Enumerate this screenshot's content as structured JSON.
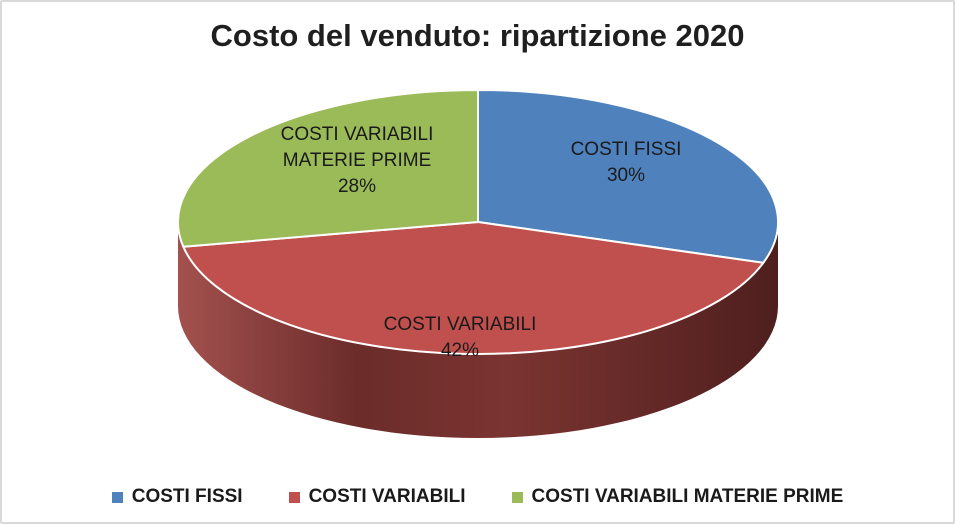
{
  "page": {
    "background": "#FFFFFF",
    "border_color": "#D9D9D9"
  },
  "chart_data": {
    "type": "pie",
    "is_3d": true,
    "title": "Costo del venduto: ripartizione 2020",
    "start_angle_deg": 0,
    "direction": "clockwise",
    "unit": "%",
    "categories": [
      "COSTI FISSI",
      "COSTI VARIABILI",
      "COSTI VARIABILI MATERIE PRIME"
    ],
    "values": [
      30,
      42,
      28
    ],
    "label_color": "#1A1A1A",
    "separator_color": "#FFFFFF",
    "slices": [
      {
        "name": "COSTI FISSI",
        "value": 30,
        "pct_label": "30%",
        "label_lines": [
          "COSTI FISSI"
        ],
        "color": "#4F81BD"
      },
      {
        "name": "COSTI VARIABILI",
        "value": 42,
        "pct_label": "42%",
        "label_lines": [
          "COSTI VARIABILI"
        ],
        "color": "#C0504D"
      },
      {
        "name": "COSTI VARIABILI MATERIE PRIME",
        "value": 28,
        "pct_label": "28%",
        "label_lines": [
          "COSTI VARIABILI",
          "MATERIE PRIME"
        ],
        "color": "#9BBB59"
      }
    ],
    "side_gradient": [
      "#A3514E",
      "#6B2C2A",
      "#7B3431",
      "#4E1F1E"
    ],
    "legend": {
      "position": "bottom",
      "items": [
        {
          "label": "COSTI FISSI",
          "color": "#4F81BD"
        },
        {
          "label": "COSTI VARIABILI",
          "color": "#C0504D"
        },
        {
          "label": "COSTI VARIABILI MATERIE PRIME",
          "color": "#9BBB59"
        }
      ]
    }
  }
}
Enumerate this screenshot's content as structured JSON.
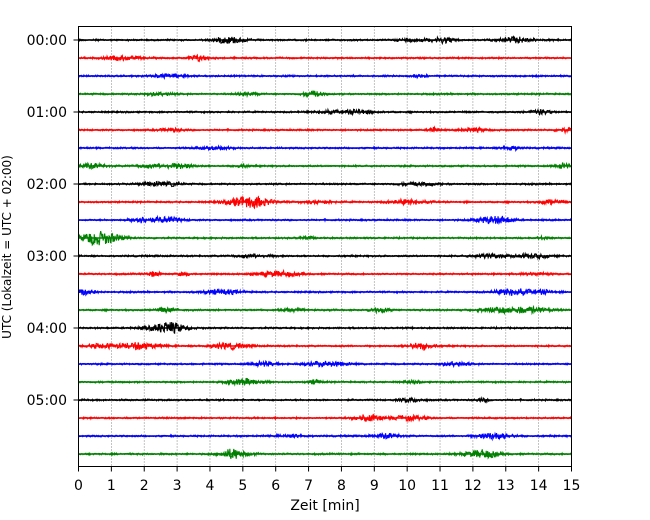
{
  "chart_data": {
    "type": "line",
    "title": "",
    "xlabel": "Zeit  [min]",
    "ylabel": "UTC (Lokalzeit = UTC + 02:00)",
    "xlim": [
      0,
      15
    ],
    "x_ticks": [
      "0",
      "1",
      "2",
      "3",
      "4",
      "5",
      "6",
      "7",
      "8",
      "9",
      "10",
      "11",
      "12",
      "13",
      "14",
      "15"
    ],
    "y_tick_labels": [
      "00:00",
      "01:00",
      "02:00",
      "03:00",
      "04:00",
      "05:00"
    ],
    "grid": "vertical dotted",
    "legend": "none",
    "trace_minutes": 15,
    "trace_count": 24,
    "trace_colors": [
      "#000000",
      "#ff0000",
      "#0000ff",
      "#008000"
    ],
    "series": [
      {
        "start": "00:00",
        "color": "#000000"
      },
      {
        "start": "00:15",
        "color": "#ff0000"
      },
      {
        "start": "00:30",
        "color": "#0000ff"
      },
      {
        "start": "00:45",
        "color": "#008000"
      },
      {
        "start": "01:00",
        "color": "#000000"
      },
      {
        "start": "01:15",
        "color": "#ff0000"
      },
      {
        "start": "01:30",
        "color": "#0000ff"
      },
      {
        "start": "01:45",
        "color": "#008000"
      },
      {
        "start": "02:00",
        "color": "#000000"
      },
      {
        "start": "02:15",
        "color": "#ff0000"
      },
      {
        "start": "02:30",
        "color": "#0000ff"
      },
      {
        "start": "02:45",
        "color": "#008000"
      },
      {
        "start": "03:00",
        "color": "#000000"
      },
      {
        "start": "03:15",
        "color": "#ff0000"
      },
      {
        "start": "03:30",
        "color": "#0000ff"
      },
      {
        "start": "03:45",
        "color": "#008000"
      },
      {
        "start": "04:00",
        "color": "#000000"
      },
      {
        "start": "04:15",
        "color": "#ff0000"
      },
      {
        "start": "04:30",
        "color": "#0000ff"
      },
      {
        "start": "04:45",
        "color": "#008000"
      },
      {
        "start": "05:00",
        "color": "#000000"
      },
      {
        "start": "05:15",
        "color": "#ff0000"
      },
      {
        "start": "05:30",
        "color": "#0000ff"
      },
      {
        "start": "05:45",
        "color": "#008000"
      }
    ]
  }
}
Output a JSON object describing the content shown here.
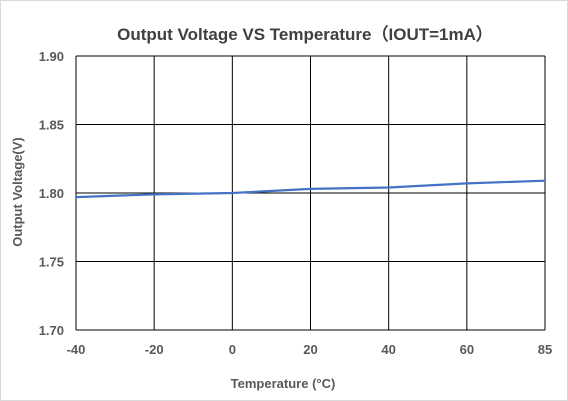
{
  "chart_data": {
    "type": "line",
    "title": "Output Voltage VS Temperature（IOUT=1mA）",
    "xlabel": "Temperature (°C)",
    "ylabel": "Output Voltage(V)",
    "x_categories": [
      "-40",
      "-20",
      "0",
      "20",
      "40",
      "60",
      "85"
    ],
    "ylim": [
      1.7,
      1.9
    ],
    "y_ticks": [
      "1.70",
      "1.75",
      "1.80",
      "1.85",
      "1.90"
    ],
    "grid": true,
    "legend": "none",
    "series": [
      {
        "x": [
          -40,
          -20,
          0,
          20,
          40,
          60,
          85
        ],
        "values": [
          1.797,
          1.799,
          1.8,
          1.803,
          1.804,
          1.807,
          1.809
        ],
        "color": "#4472c4"
      }
    ]
  }
}
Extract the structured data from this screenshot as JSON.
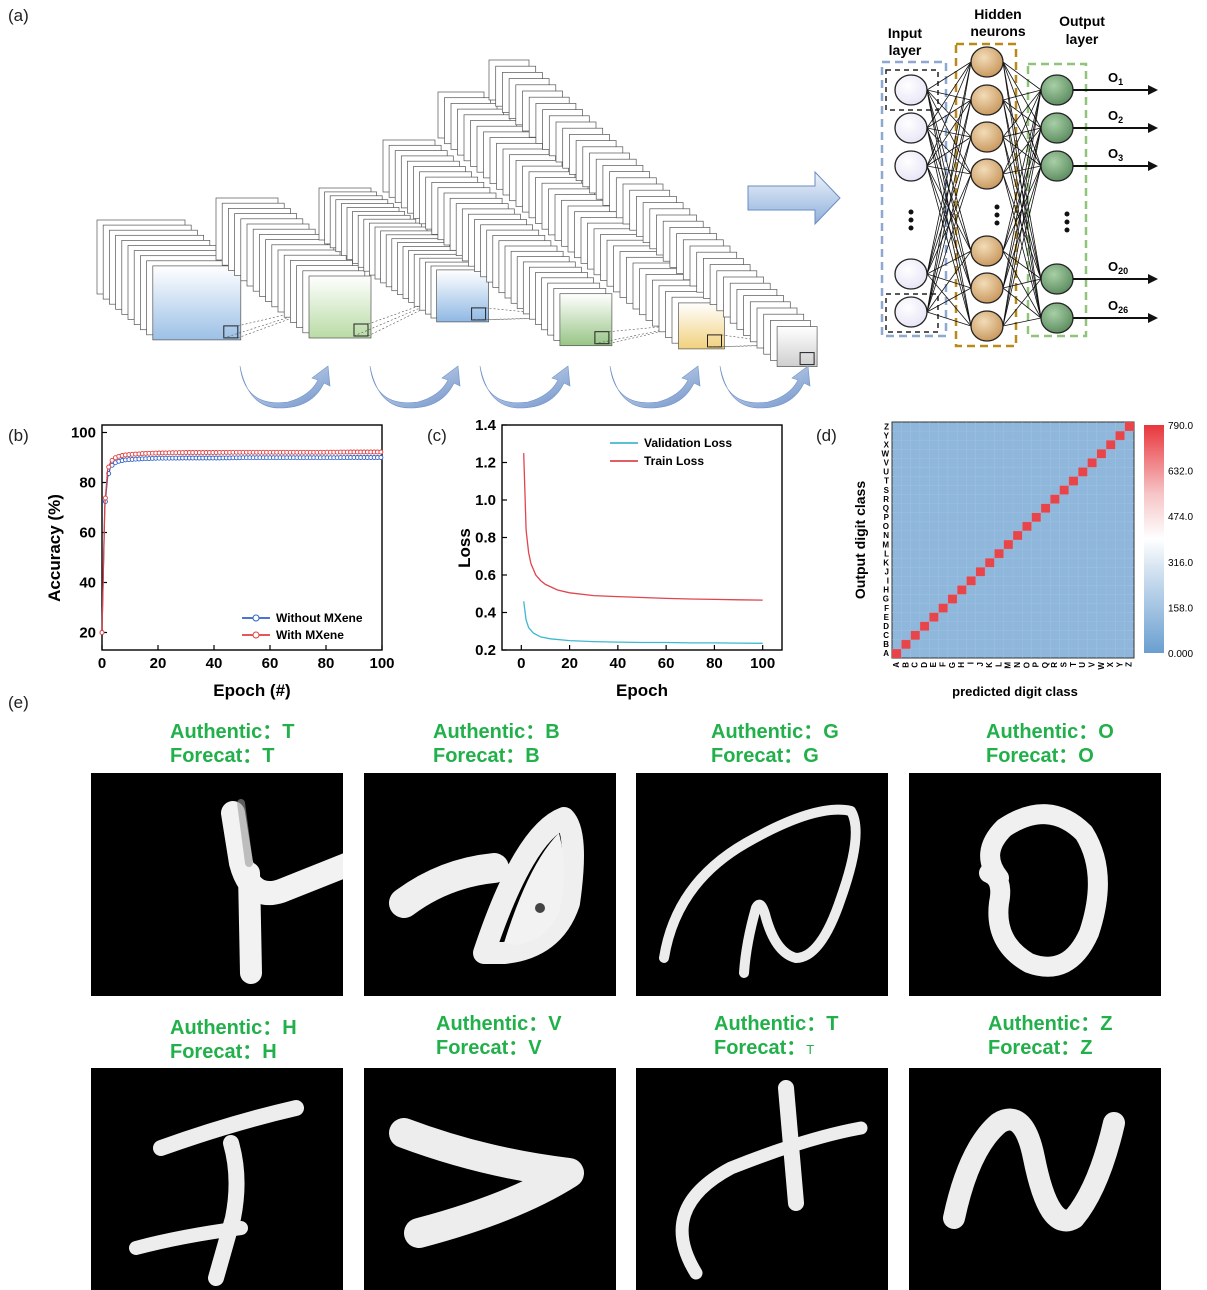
{
  "panel_labels": {
    "a": "(a)",
    "b": "(b)",
    "c": "(c)",
    "d": "(d)",
    "e": "(e)"
  },
  "network": {
    "input_label": [
      "Input",
      "layer"
    ],
    "hidden_label": [
      "Hidden",
      "neurons"
    ],
    "output_label": [
      "Output",
      "layer"
    ],
    "outputs": [
      {
        "base": "O",
        "sub": "1"
      },
      {
        "base": "O",
        "sub": "2"
      },
      {
        "base": "O",
        "sub": "3"
      },
      {
        "base": "O",
        "sub": "20"
      },
      {
        "base": "O",
        "sub": "26"
      }
    ],
    "colors": {
      "input": "#e6e4f6",
      "hidden": "#c7955a",
      "output": "#5a8a5e",
      "input_box": "#8fa8d0",
      "hidden_box": "#b88a1a",
      "output_box": "#8fc47a"
    }
  },
  "cnn_colors": [
    "#a9c8e8",
    "#b8d8a8",
    "#9cc0e4",
    "#9cc88a",
    "#f2d488",
    "#d0d0d0"
  ],
  "chart_data": [
    {
      "id": "b",
      "type": "line",
      "xlabel": "Epoch (#)",
      "ylabel": "Accuracy (%)",
      "xlim": [
        0,
        100
      ],
      "ylim": [
        13,
        103
      ],
      "xticks": [
        0,
        20,
        40,
        60,
        80,
        100
      ],
      "yticks": [
        20,
        40,
        60,
        80,
        100
      ],
      "legend_position": "bottom-right",
      "series": [
        {
          "name": "Without MXene",
          "color": "#2f63c8",
          "x": [
            0,
            1,
            2,
            3,
            4,
            5,
            6,
            8,
            10,
            15,
            20,
            30,
            40,
            50,
            60,
            70,
            80,
            90,
            100
          ],
          "y": [
            20,
            70,
            82,
            86,
            87.5,
            88,
            88.5,
            89,
            89.2,
            89.5,
            89.7,
            89.8,
            89.8,
            89.9,
            89.9,
            89.9,
            89.9,
            90,
            90
          ]
        },
        {
          "name": "With MXene",
          "color": "#e04040",
          "x": [
            0,
            1,
            2,
            3,
            4,
            5,
            6,
            8,
            10,
            15,
            20,
            30,
            40,
            50,
            60,
            70,
            80,
            90,
            100
          ],
          "y": [
            20,
            71,
            85,
            88,
            89.5,
            90,
            90.5,
            91,
            91.2,
            91.6,
            91.8,
            92,
            92,
            92.1,
            92.1,
            92.1,
            92.1,
            92.2,
            92.2
          ]
        }
      ]
    },
    {
      "id": "c",
      "type": "line",
      "xlabel": "Epoch",
      "ylabel": "Loss",
      "xlim": [
        -8,
        108
      ],
      "ylim": [
        0.2,
        1.4
      ],
      "xticks": [
        0,
        20,
        40,
        60,
        80,
        100
      ],
      "yticks": [
        0.2,
        0.4,
        0.6,
        0.8,
        1.0,
        1.2,
        1.4
      ],
      "ytick_labels": [
        "0.2",
        "0.4",
        "0.6",
        "0.8",
        "1.0",
        "1.2",
        "1.4"
      ],
      "legend_position": "top-right",
      "series": [
        {
          "name": "Validation Loss",
          "color": "#3fb8cf",
          "x": [
            1,
            2,
            3,
            5,
            8,
            12,
            20,
            30,
            40,
            50,
            60,
            70,
            80,
            90,
            100
          ],
          "y": [
            0.46,
            0.36,
            0.32,
            0.29,
            0.27,
            0.26,
            0.25,
            0.245,
            0.242,
            0.24,
            0.24,
            0.238,
            0.238,
            0.237,
            0.236
          ]
        },
        {
          "name": "Train Loss",
          "color": "#e0454f",
          "x": [
            1,
            2,
            3,
            4,
            6,
            8,
            10,
            15,
            20,
            30,
            40,
            50,
            60,
            70,
            80,
            90,
            100
          ],
          "y": [
            1.25,
            0.84,
            0.72,
            0.66,
            0.6,
            0.57,
            0.55,
            0.52,
            0.505,
            0.49,
            0.485,
            0.48,
            0.475,
            0.472,
            0.47,
            0.468,
            0.466
          ]
        }
      ]
    },
    {
      "id": "d",
      "type": "heatmap",
      "xlabel": "predicted digit class",
      "ylabel": "Output digit class",
      "classes": [
        "A",
        "B",
        "C",
        "D",
        "E",
        "F",
        "G",
        "H",
        "I",
        "J",
        "K",
        "L",
        "M",
        "N",
        "O",
        "P",
        "Q",
        "R",
        "S",
        "T",
        "U",
        "V",
        "W",
        "X",
        "Y",
        "Z"
      ],
      "colorbar_ticks": [
        "0.000",
        "158.0",
        "316.0",
        "474.0",
        "632.0",
        "790.0"
      ],
      "range": [
        0,
        790
      ],
      "diagonal_value": 760,
      "off_diagonal_value": 0
    }
  ],
  "samples": [
    {
      "authentic": "Authentic：T",
      "forecast": "Forecat：T"
    },
    {
      "authentic": "Authentic：B",
      "forecast": "Forecat：B"
    },
    {
      "authentic": "Authentic：G",
      "forecast": "Forecat：G"
    },
    {
      "authentic": "Authentic：O",
      "forecast": "Forecat：O"
    },
    {
      "authentic": "Authentic：H",
      "forecast": "Forecat：H"
    },
    {
      "authentic": "Authentic：V",
      "forecast": "Forecat：V"
    },
    {
      "authentic": "Authentic：T",
      "forecast_prefix": "Forecat：",
      "forecast_small": "T"
    },
    {
      "authentic": "Authentic：Z",
      "forecast": "Forecat：Z"
    }
  ]
}
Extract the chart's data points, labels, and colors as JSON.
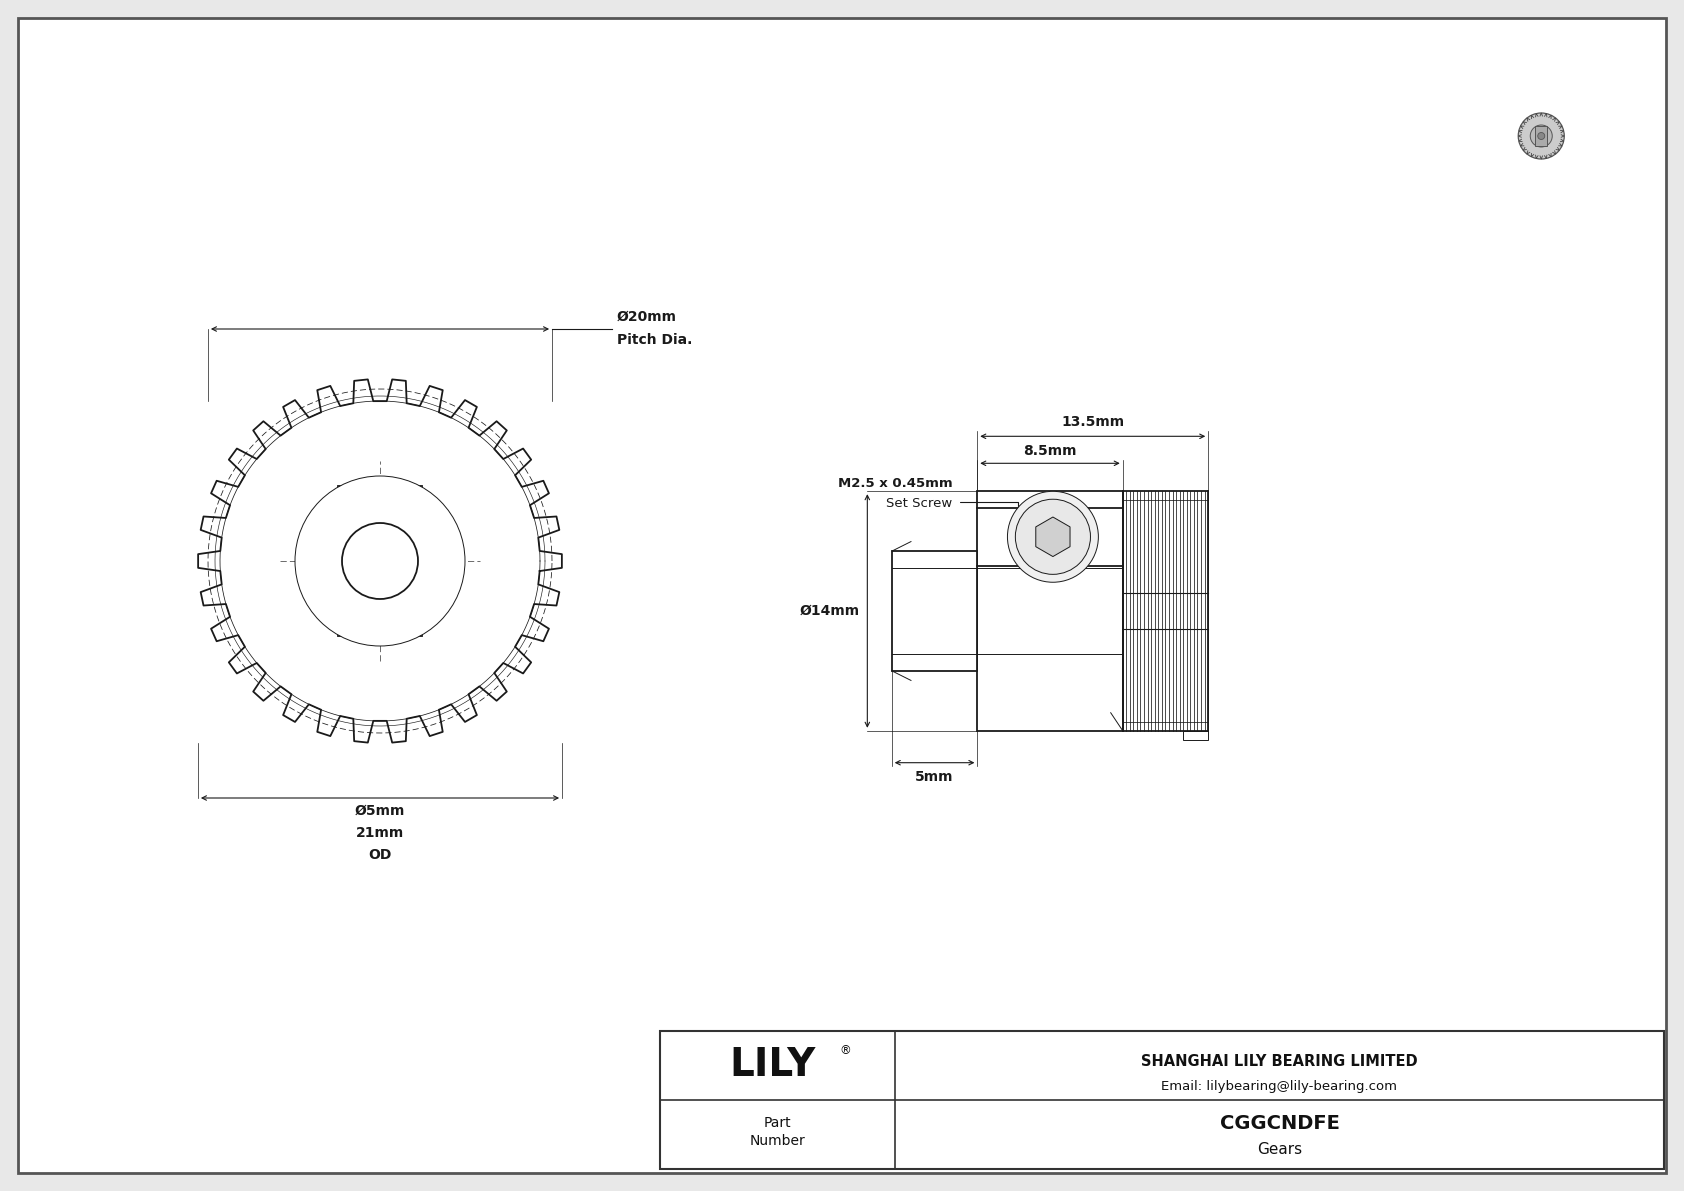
{
  "bg_color": "#e8e8e8",
  "drawing_bg": "#ffffff",
  "line_color": "#1a1a1a",
  "company": "SHANGHAI LILY BEARING LIMITED",
  "email": "Email: lilybearing@lily-bearing.com",
  "part_number": "CGGCNDFE",
  "part_type": "Gears",
  "dim_pitch": "Ø20mm",
  "dim_pitch2": "Pitch Dia.",
  "dim_od1": "Ø5mm",
  "dim_od2": "21mm",
  "dim_od3": "OD",
  "dim_13_5": "13.5mm",
  "dim_8_5": "8.5mm",
  "dim_5": "5mm",
  "dim_14": "Ø14mm",
  "set_screw1": "M2.5 x 0.45mm",
  "set_screw2": "Set Screw",
  "n_teeth": 30
}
============
OBJECTIVE
The lines to repeat start at the one holding "Extract the chart's" and run through the last line of the records above; write them out exactly, both ends included, but not the pictures.

WRITTEN SOLUTION
Extract the chart's data points, labels, and colors as JSON.
{
  "bg_color": "#e8e8e8",
  "drawing_bg": "#ffffff",
  "line_color": "#1a1a1a",
  "company": "SHANGHAI LILY BEARING LIMITED",
  "email": "Email: lilybearing@lily-bearing.com",
  "part_number": "CGGCNDFE",
  "part_type": "Gears",
  "dim_pitch": "Ø20mm",
  "dim_pitch2": "Pitch Dia.",
  "dim_od1": "Ø5mm",
  "dim_od2": "21mm",
  "dim_od3": "OD",
  "dim_13_5": "13.5mm",
  "dim_8_5": "8.5mm",
  "dim_5": "5mm",
  "dim_14": "Ø14mm",
  "set_screw1": "M2.5 x 0.45mm",
  "set_screw2": "Set Screw",
  "n_teeth": 30
}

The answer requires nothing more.